TASK TO COMPLETE:
Count how many lines hold the string "name". Answer with that number and nothing more.

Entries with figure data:
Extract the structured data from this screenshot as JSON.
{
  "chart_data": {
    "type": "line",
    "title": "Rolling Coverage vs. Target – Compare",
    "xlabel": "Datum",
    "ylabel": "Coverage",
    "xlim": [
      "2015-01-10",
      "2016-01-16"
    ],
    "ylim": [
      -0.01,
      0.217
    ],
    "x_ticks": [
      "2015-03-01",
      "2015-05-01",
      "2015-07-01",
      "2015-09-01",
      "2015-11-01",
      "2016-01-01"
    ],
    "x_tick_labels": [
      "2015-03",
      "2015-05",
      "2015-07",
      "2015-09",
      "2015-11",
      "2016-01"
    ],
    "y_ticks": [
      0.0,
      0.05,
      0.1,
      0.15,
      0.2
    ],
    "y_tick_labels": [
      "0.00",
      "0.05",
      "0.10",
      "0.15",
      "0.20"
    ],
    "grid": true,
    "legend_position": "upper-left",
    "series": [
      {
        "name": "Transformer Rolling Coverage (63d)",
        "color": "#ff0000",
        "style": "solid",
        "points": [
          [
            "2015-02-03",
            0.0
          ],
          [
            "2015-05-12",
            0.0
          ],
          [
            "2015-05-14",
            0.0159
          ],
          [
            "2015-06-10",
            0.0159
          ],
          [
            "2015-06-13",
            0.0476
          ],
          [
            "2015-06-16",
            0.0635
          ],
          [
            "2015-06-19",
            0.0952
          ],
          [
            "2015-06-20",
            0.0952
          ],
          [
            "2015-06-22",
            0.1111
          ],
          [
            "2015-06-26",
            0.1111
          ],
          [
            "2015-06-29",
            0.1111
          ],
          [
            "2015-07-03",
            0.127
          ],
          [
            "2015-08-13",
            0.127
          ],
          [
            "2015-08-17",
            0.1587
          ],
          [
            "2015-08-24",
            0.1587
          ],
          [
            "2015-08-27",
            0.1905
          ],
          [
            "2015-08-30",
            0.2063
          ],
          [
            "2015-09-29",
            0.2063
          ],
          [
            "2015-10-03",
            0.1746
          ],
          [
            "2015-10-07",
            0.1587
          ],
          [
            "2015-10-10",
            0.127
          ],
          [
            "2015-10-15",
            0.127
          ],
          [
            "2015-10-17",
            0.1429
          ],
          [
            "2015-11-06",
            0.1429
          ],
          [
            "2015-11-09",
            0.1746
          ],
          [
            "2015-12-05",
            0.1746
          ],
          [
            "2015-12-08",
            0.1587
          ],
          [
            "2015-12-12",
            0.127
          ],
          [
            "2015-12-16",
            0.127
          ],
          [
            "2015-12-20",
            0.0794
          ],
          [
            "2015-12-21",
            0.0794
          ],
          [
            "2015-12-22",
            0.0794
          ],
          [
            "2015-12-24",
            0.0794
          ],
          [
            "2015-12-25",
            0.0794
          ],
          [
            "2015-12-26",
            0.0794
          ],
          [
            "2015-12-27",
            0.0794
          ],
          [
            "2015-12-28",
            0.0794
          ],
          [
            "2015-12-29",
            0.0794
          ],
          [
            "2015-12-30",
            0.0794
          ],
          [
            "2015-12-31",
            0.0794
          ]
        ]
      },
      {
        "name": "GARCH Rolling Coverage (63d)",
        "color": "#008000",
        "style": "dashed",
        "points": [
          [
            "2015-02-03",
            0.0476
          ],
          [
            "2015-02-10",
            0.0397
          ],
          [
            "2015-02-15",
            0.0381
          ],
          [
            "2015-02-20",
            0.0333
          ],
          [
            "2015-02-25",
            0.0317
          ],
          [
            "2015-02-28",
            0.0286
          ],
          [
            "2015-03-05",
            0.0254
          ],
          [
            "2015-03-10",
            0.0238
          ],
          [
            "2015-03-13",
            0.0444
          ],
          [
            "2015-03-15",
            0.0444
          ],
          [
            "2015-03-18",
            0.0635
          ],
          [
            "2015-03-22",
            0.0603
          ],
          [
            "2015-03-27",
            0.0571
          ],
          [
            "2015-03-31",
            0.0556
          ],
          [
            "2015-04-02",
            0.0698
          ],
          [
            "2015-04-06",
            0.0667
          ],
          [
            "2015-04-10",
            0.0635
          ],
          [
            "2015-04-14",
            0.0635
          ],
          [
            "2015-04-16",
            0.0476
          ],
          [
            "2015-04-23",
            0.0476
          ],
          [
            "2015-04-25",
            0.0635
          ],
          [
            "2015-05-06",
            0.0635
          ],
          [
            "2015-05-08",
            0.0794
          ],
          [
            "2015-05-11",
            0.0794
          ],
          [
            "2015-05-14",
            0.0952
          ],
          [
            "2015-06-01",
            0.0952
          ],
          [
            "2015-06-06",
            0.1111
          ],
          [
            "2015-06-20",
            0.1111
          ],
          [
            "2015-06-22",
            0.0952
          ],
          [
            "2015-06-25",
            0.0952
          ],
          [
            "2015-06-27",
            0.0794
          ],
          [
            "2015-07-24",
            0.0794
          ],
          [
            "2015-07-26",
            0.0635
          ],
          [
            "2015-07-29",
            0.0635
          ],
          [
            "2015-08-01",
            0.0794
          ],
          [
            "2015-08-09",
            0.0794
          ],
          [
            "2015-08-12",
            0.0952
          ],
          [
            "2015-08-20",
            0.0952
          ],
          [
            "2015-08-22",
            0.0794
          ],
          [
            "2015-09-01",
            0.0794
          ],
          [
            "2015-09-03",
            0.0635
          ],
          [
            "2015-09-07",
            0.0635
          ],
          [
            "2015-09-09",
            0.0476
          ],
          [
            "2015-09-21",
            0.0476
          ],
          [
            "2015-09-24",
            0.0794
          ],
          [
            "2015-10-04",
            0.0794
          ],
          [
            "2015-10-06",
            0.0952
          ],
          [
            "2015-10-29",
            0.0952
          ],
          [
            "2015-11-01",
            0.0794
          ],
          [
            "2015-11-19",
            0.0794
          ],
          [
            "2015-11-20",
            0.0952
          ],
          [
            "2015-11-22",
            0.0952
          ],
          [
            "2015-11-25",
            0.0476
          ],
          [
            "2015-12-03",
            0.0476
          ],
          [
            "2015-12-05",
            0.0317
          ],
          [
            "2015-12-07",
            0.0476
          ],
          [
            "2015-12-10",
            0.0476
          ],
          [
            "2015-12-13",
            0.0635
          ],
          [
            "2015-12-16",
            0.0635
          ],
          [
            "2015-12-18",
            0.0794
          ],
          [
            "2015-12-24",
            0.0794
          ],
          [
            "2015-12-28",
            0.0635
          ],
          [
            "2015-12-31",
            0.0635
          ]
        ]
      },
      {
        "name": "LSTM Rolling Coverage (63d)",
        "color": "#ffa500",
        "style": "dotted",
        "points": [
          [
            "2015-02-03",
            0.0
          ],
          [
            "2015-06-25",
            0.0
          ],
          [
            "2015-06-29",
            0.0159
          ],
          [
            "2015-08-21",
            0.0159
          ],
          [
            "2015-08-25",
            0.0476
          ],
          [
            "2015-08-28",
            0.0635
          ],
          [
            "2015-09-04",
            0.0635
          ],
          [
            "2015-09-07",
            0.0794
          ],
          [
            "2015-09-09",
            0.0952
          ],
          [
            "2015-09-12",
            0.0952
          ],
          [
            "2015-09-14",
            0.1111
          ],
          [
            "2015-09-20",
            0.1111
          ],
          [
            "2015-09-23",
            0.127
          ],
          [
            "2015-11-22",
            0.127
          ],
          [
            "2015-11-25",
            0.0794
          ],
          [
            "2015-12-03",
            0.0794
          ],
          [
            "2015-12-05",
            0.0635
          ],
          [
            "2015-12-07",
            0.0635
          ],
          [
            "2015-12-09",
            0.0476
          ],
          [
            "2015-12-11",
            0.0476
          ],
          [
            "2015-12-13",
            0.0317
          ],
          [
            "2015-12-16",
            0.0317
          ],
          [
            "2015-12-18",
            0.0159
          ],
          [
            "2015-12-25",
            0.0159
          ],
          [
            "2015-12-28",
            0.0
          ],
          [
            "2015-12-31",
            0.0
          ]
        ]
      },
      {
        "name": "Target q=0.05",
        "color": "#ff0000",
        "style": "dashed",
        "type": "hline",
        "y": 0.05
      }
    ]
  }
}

---

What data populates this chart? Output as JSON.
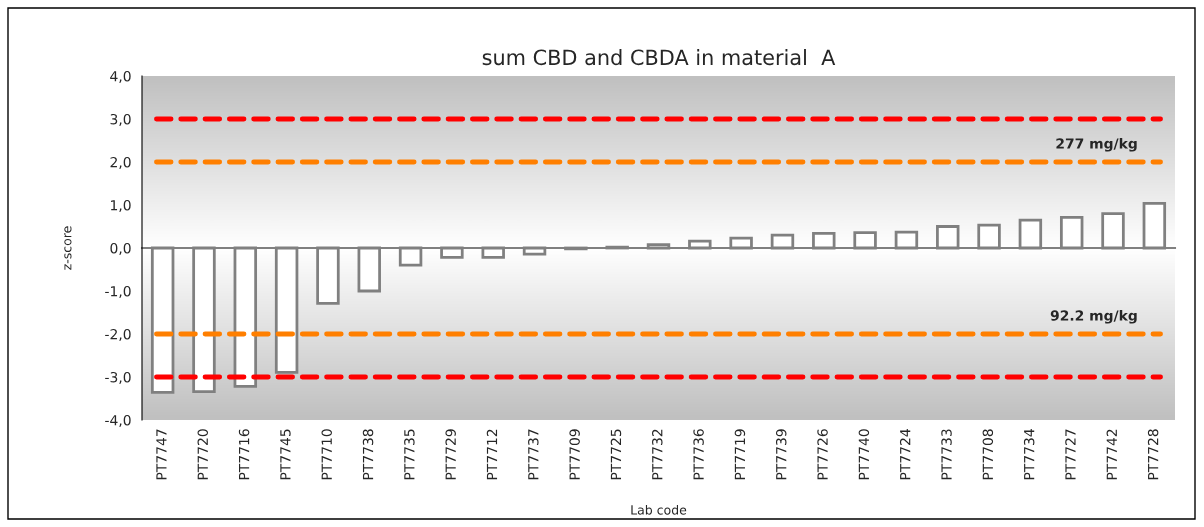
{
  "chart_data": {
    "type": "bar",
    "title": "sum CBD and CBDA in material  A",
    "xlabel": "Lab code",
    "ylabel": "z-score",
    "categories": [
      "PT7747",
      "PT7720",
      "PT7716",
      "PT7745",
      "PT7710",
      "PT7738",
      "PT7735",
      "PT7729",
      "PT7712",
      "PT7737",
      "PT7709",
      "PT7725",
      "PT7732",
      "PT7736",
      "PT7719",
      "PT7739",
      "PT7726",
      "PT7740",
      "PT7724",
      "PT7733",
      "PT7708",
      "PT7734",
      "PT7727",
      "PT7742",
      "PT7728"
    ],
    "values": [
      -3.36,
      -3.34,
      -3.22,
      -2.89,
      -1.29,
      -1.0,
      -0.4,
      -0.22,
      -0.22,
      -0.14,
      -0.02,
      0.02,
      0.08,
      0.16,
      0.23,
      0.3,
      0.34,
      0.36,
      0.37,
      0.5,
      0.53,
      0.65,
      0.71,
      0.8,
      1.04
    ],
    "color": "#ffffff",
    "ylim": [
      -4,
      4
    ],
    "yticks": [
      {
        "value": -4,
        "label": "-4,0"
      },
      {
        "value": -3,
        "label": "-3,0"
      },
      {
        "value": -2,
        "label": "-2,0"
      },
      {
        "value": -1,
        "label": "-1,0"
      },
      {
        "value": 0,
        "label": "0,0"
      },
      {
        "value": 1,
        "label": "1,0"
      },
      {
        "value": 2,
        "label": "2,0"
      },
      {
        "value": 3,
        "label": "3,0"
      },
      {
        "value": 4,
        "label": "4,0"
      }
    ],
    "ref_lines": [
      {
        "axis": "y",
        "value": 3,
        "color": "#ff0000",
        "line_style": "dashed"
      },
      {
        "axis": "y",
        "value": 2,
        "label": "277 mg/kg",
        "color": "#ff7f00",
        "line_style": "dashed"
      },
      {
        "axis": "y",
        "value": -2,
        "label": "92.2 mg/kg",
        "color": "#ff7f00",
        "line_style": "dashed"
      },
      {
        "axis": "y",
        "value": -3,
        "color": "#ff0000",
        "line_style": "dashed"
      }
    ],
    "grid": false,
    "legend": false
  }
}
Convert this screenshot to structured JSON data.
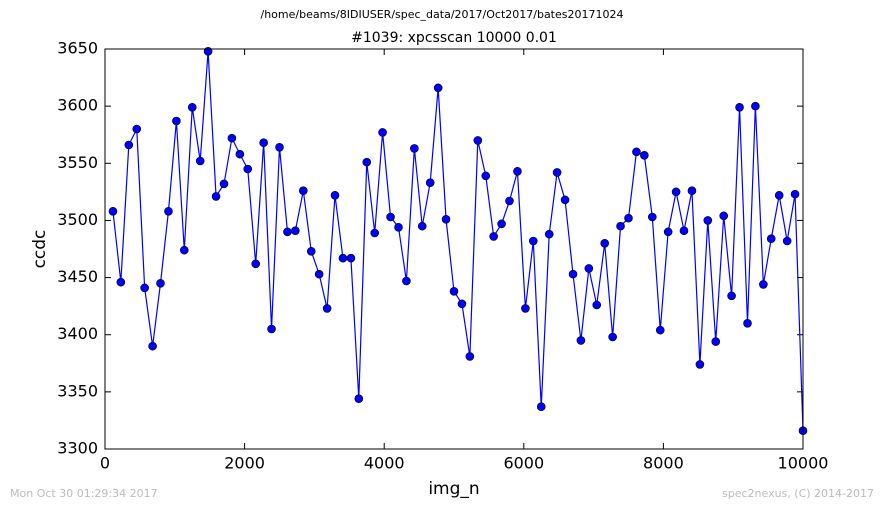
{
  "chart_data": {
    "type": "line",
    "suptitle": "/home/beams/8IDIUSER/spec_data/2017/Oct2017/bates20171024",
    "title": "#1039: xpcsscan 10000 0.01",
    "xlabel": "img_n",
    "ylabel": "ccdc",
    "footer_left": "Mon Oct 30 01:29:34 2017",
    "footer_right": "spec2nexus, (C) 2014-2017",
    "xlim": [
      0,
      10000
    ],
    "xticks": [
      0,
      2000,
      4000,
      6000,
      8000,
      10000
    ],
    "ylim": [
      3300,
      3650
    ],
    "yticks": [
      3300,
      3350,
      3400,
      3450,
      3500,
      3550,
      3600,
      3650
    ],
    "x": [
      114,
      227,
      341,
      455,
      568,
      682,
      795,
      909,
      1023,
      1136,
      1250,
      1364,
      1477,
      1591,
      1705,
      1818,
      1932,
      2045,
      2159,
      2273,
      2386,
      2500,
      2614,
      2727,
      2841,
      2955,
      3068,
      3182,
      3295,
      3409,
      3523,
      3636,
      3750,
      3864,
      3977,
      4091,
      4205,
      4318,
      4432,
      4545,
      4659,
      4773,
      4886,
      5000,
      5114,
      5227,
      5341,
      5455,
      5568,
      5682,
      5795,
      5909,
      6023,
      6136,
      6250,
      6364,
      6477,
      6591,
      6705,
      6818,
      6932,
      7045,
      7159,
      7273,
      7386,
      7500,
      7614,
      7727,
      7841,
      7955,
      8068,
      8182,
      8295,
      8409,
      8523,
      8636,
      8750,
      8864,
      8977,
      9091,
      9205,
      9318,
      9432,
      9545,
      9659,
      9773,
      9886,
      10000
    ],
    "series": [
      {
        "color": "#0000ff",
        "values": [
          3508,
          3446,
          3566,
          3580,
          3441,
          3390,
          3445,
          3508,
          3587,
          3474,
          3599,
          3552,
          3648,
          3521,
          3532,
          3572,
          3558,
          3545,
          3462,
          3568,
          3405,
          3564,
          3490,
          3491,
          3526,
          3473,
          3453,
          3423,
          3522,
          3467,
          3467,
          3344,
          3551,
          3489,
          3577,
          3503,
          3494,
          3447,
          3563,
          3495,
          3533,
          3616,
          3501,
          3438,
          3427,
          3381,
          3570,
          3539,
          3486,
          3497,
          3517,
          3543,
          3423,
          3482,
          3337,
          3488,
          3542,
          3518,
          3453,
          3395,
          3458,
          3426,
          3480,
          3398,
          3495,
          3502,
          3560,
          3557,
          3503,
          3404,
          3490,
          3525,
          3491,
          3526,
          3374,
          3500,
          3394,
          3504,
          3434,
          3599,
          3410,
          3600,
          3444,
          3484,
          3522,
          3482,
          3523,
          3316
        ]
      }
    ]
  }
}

---

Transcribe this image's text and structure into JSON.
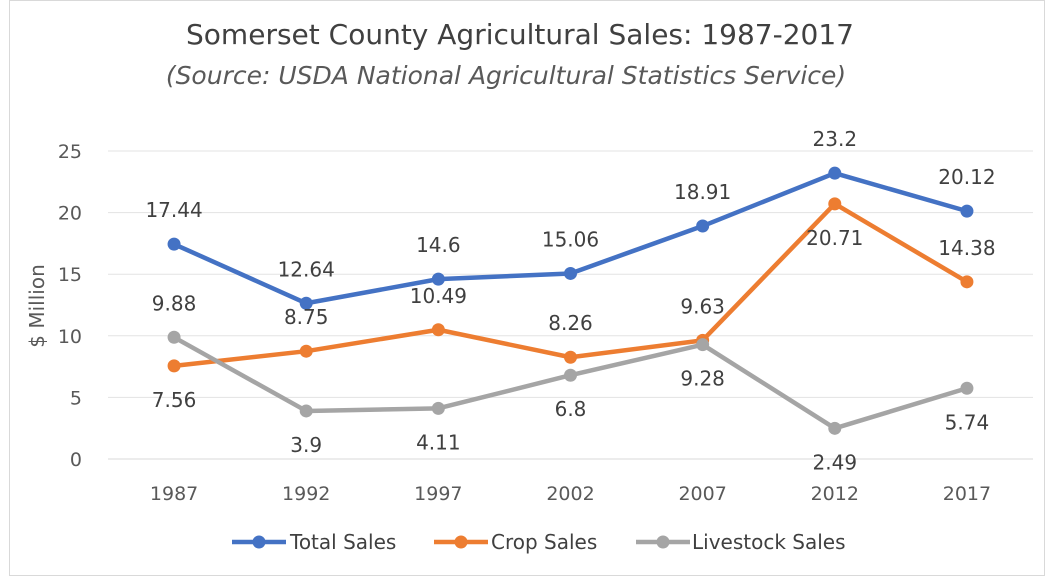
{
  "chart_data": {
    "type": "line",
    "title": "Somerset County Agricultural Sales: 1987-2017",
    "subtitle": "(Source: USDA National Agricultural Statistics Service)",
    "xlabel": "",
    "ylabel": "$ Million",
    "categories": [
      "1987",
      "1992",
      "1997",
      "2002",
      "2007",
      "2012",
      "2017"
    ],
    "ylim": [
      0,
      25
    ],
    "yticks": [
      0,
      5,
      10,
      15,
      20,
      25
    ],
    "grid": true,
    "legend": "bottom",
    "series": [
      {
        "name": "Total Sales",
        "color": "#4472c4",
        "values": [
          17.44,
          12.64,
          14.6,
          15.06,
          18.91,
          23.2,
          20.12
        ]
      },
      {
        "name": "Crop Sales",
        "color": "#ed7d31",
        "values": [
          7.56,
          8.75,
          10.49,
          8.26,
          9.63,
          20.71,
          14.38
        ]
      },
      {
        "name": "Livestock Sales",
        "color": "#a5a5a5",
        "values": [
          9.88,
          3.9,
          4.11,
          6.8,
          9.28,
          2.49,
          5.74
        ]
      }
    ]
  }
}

RESPONSE TO THIS TASK:
7